Stored entries:
((

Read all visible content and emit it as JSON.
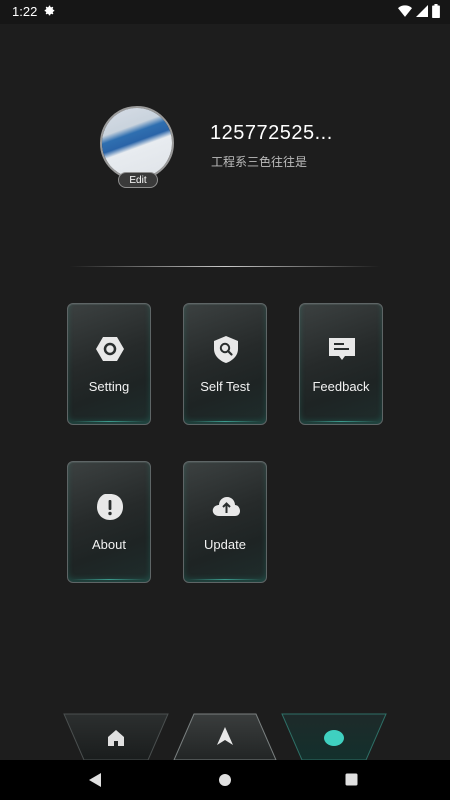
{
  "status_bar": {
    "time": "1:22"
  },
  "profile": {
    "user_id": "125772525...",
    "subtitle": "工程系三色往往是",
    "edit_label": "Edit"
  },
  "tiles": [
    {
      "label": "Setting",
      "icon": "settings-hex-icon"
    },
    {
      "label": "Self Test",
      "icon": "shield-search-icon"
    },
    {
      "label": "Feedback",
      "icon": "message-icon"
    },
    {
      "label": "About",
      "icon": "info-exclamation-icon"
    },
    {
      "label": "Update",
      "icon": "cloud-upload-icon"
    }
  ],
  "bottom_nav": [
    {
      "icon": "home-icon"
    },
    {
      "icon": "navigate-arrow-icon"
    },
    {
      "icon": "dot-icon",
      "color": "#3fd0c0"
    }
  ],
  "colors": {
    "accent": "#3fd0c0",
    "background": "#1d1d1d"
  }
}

))
((

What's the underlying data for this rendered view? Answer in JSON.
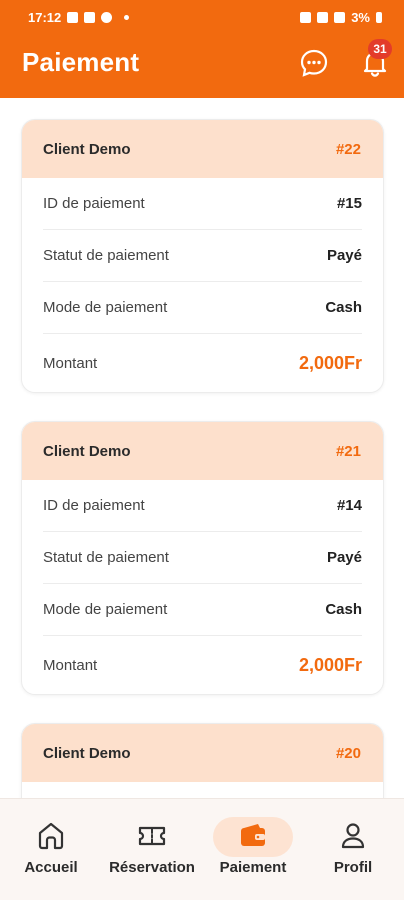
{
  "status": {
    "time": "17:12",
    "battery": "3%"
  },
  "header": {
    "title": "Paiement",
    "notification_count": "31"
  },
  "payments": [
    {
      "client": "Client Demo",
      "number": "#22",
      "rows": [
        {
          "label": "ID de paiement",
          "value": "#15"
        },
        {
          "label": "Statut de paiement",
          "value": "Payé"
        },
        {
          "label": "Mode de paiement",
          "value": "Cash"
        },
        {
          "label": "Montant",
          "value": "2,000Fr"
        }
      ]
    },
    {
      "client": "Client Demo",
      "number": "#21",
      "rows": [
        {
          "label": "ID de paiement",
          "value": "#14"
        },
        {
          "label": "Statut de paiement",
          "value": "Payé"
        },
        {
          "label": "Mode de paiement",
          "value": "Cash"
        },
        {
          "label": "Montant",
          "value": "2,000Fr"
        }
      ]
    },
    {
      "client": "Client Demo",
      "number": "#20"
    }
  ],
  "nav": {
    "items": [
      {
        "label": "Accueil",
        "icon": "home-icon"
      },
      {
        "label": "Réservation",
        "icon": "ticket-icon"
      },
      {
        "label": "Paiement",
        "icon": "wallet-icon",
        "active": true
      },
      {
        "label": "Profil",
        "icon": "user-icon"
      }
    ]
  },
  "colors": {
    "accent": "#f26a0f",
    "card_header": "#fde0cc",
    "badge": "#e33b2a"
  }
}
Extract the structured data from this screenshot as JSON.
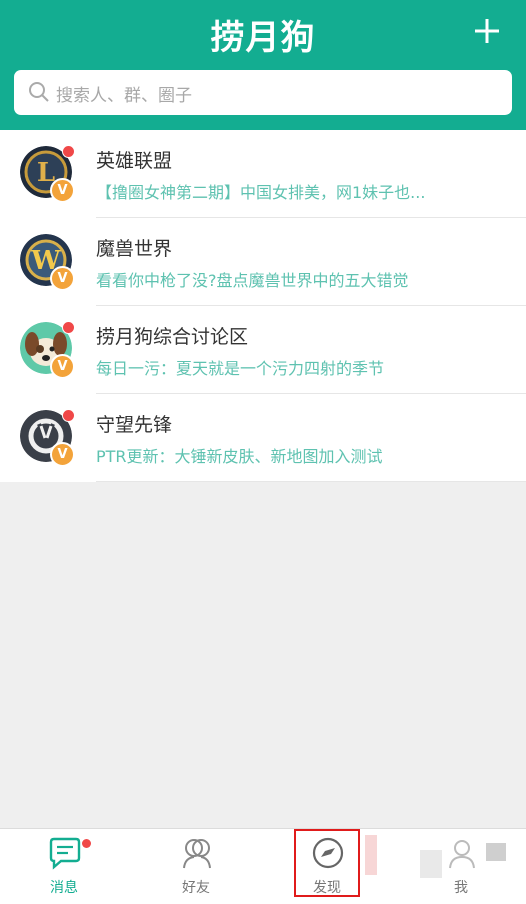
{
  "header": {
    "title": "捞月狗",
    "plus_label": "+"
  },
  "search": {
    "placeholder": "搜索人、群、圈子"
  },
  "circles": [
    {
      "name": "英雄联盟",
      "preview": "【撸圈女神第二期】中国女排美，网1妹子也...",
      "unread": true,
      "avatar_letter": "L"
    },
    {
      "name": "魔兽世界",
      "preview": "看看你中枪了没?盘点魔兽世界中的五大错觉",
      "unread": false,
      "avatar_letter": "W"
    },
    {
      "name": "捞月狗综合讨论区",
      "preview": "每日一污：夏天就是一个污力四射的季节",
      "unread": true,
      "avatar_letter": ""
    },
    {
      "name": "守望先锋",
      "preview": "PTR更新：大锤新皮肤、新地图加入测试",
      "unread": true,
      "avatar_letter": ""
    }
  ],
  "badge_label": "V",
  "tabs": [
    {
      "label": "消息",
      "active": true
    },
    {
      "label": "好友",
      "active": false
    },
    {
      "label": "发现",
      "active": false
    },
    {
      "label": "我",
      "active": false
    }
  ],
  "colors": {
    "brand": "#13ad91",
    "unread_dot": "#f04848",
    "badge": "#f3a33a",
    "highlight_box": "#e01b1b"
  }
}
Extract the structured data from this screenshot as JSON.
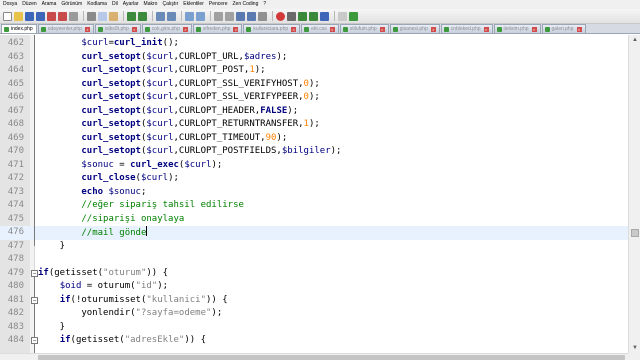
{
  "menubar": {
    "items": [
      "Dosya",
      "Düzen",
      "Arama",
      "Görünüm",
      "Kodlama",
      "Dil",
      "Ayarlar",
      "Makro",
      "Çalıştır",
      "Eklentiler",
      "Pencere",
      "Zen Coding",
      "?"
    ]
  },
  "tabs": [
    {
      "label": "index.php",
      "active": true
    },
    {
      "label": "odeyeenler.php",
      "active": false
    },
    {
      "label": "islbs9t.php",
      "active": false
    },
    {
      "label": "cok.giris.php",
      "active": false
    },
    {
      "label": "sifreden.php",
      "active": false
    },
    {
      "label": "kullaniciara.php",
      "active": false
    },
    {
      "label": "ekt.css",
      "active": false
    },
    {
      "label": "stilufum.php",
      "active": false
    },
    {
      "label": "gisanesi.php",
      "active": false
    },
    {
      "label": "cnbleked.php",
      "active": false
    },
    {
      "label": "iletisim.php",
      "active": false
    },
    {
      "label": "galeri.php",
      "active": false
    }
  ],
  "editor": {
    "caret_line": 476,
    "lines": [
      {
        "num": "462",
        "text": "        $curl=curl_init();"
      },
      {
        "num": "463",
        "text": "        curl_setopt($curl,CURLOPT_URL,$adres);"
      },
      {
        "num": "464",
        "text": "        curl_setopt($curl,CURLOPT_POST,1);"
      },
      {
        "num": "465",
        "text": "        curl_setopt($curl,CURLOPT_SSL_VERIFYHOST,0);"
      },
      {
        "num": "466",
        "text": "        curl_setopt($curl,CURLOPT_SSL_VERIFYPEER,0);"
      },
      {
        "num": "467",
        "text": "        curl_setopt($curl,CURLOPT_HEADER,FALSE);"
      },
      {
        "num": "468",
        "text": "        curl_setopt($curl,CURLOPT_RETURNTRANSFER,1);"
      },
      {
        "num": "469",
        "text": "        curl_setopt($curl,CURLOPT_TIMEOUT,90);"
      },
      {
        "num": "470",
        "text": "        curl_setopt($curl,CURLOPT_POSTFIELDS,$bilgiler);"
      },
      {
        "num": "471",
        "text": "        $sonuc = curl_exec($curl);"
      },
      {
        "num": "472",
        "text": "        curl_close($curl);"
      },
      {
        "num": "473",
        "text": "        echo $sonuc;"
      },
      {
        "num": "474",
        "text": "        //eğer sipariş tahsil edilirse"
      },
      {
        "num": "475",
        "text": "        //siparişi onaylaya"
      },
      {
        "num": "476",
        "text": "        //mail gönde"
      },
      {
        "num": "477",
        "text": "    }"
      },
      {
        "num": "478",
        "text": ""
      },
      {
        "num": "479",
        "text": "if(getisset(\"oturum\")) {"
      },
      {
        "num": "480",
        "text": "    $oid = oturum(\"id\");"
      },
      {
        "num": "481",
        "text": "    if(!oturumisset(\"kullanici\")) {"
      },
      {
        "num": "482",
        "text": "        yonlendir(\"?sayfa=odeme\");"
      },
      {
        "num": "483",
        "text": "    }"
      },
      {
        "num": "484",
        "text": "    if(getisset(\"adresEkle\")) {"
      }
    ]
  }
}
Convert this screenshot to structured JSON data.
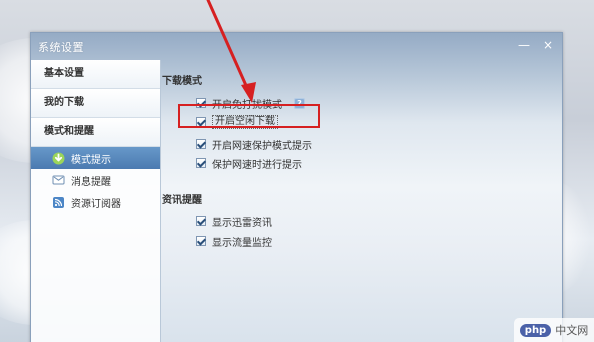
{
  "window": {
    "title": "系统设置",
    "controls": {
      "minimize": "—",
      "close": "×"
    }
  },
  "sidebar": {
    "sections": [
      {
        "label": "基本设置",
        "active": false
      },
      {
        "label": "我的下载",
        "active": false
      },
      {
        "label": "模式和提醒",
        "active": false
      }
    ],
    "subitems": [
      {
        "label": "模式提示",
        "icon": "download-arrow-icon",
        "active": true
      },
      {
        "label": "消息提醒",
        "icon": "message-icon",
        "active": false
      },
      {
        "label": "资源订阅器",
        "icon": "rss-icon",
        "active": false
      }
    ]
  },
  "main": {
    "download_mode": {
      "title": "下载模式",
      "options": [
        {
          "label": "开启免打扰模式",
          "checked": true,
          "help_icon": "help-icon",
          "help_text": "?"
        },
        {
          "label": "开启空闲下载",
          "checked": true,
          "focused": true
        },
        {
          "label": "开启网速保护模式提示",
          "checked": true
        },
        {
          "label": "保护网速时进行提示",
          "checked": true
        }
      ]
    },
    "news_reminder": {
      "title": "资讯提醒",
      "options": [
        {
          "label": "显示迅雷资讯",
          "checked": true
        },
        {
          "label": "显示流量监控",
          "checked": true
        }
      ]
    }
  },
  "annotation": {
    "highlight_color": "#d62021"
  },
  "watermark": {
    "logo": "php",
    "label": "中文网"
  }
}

))
((

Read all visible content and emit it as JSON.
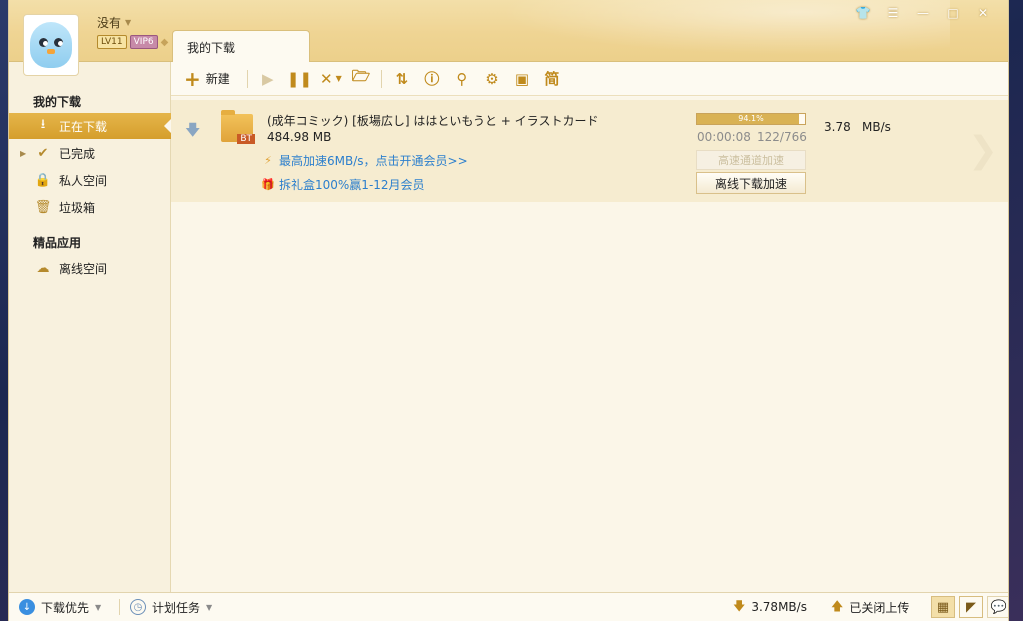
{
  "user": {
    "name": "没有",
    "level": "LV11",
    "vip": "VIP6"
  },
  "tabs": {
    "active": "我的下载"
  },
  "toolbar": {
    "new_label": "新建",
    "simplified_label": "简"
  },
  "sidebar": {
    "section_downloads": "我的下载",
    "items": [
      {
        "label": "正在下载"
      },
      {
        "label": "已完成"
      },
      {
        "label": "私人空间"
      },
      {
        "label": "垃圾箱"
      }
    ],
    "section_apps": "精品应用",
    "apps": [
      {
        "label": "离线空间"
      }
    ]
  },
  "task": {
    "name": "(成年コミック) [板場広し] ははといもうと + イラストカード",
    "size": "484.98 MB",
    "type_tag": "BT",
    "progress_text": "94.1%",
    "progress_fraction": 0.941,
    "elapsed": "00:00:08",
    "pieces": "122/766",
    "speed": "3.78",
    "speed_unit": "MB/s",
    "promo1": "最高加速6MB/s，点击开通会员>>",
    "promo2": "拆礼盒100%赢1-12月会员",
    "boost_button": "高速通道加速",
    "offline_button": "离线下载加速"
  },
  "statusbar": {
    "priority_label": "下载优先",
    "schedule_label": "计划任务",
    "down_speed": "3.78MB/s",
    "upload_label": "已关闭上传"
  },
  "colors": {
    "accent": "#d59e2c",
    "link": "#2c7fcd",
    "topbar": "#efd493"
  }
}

))

What is required: Of the lines above, how many contain the word "data"? Provide the number and nothing else.

Solved problem: 4